Work to do
Copy out, word for word, the listing from its first line through the line that contains "list-item-text: I have reviewed my course", including both.

Given data
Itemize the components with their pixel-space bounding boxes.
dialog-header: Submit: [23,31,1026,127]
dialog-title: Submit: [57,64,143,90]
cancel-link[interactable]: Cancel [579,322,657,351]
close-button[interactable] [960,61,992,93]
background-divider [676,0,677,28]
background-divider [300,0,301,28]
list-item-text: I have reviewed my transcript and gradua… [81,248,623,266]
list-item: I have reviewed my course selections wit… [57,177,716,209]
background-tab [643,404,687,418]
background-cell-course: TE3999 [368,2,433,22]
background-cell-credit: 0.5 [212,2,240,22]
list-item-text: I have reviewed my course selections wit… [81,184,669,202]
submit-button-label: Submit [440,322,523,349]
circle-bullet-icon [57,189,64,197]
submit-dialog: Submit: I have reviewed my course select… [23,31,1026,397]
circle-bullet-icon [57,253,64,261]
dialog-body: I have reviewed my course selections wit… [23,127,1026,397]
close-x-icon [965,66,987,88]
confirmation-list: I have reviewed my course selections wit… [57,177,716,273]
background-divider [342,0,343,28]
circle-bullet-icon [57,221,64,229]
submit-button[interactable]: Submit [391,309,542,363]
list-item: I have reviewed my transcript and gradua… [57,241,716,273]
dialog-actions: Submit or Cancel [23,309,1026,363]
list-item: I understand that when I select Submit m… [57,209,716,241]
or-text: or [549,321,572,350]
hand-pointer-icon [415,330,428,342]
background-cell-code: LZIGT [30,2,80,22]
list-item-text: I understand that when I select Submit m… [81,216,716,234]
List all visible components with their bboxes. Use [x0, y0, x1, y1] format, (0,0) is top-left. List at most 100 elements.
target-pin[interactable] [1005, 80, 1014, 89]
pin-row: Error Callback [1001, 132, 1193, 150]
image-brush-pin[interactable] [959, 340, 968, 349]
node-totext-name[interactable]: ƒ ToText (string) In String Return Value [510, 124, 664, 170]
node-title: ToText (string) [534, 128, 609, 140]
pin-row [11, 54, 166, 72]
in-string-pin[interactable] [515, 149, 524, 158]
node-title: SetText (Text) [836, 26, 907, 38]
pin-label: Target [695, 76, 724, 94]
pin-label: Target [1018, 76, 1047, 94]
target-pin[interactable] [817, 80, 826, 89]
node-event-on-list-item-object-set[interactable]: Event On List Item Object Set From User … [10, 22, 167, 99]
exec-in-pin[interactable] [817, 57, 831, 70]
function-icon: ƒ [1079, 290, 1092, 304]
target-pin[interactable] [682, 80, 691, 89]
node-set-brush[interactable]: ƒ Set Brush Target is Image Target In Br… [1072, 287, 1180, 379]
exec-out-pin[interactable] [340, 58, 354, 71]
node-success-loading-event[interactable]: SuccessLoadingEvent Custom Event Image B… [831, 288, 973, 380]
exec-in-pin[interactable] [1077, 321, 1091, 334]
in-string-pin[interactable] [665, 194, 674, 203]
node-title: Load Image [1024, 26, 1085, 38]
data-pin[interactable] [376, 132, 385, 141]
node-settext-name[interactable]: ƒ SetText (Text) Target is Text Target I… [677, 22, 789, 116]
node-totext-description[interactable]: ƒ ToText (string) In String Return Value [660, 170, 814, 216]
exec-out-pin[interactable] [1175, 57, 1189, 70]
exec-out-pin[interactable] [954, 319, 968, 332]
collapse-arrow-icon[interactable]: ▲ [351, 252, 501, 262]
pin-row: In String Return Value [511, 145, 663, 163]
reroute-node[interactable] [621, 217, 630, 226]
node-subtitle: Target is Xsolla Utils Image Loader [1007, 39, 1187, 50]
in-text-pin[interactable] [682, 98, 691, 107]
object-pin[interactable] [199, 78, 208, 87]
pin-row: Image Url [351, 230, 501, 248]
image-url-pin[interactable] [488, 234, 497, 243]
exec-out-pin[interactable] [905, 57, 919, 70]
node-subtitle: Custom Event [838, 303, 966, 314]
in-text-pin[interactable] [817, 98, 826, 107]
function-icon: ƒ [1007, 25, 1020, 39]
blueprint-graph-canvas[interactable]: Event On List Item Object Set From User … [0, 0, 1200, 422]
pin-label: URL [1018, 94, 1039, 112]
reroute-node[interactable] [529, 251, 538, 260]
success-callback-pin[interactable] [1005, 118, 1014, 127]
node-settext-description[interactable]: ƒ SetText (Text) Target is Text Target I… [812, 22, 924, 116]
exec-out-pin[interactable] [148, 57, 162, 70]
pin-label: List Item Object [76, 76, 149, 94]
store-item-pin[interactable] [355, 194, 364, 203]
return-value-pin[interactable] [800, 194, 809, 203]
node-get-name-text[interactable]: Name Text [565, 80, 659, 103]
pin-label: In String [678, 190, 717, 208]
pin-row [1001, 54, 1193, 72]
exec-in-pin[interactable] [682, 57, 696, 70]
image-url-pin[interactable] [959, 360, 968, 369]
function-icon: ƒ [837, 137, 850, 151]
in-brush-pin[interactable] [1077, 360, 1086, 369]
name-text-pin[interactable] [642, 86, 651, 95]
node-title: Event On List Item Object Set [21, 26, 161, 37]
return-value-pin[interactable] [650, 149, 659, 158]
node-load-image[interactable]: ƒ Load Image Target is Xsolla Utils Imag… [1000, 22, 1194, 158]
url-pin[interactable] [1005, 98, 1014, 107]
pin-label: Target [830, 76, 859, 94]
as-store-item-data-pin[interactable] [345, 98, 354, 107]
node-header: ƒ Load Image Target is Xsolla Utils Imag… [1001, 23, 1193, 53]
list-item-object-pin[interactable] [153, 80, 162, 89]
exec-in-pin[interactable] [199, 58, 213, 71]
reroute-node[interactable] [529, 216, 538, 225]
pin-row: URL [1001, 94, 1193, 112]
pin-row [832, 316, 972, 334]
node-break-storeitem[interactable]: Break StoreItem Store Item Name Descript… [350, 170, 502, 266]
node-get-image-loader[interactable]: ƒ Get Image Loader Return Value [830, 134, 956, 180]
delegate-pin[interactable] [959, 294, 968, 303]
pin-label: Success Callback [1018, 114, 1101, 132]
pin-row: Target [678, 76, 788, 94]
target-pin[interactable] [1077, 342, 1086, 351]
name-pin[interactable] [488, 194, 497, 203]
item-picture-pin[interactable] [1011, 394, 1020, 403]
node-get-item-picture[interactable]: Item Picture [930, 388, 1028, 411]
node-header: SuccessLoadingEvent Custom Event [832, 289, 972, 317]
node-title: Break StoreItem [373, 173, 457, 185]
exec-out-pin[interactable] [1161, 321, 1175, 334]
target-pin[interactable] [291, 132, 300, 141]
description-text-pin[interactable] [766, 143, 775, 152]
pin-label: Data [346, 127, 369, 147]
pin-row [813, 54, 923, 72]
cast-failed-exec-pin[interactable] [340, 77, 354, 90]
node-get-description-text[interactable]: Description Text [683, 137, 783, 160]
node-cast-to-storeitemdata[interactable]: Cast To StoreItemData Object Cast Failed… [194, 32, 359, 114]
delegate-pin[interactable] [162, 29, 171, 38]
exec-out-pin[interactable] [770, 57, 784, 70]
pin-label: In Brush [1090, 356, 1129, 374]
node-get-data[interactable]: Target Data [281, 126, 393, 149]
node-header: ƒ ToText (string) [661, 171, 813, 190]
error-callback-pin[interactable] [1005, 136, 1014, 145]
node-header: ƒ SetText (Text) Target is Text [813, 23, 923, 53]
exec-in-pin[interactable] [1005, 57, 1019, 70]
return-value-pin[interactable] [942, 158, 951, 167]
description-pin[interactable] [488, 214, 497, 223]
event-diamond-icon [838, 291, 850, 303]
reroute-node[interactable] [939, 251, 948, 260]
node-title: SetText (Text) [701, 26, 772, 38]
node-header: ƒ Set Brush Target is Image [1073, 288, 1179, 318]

Final answer
Itemize the components with their pixel-space bounding boxes.
dialog-header: Submit: [23,31,1026,127]
dialog-title: Submit: [57,64,143,90]
cancel-link[interactable]: Cancel [579,322,657,351]
close-button[interactable] [960,61,992,93]
background-divider [676,0,677,28]
background-divider [300,0,301,28]
list-item-text: I have reviewed my transcript and gradua… [81,248,623,266]
list-item: I have reviewed my course selections wit… [57,177,716,209]
background-tab [643,404,687,418]
background-cell-course: TE3999 [368,2,433,22]
background-cell-credit: 0.5 [212,2,240,22]
list-item-text: I have reviewed my course selections wit… [81,184,669,202]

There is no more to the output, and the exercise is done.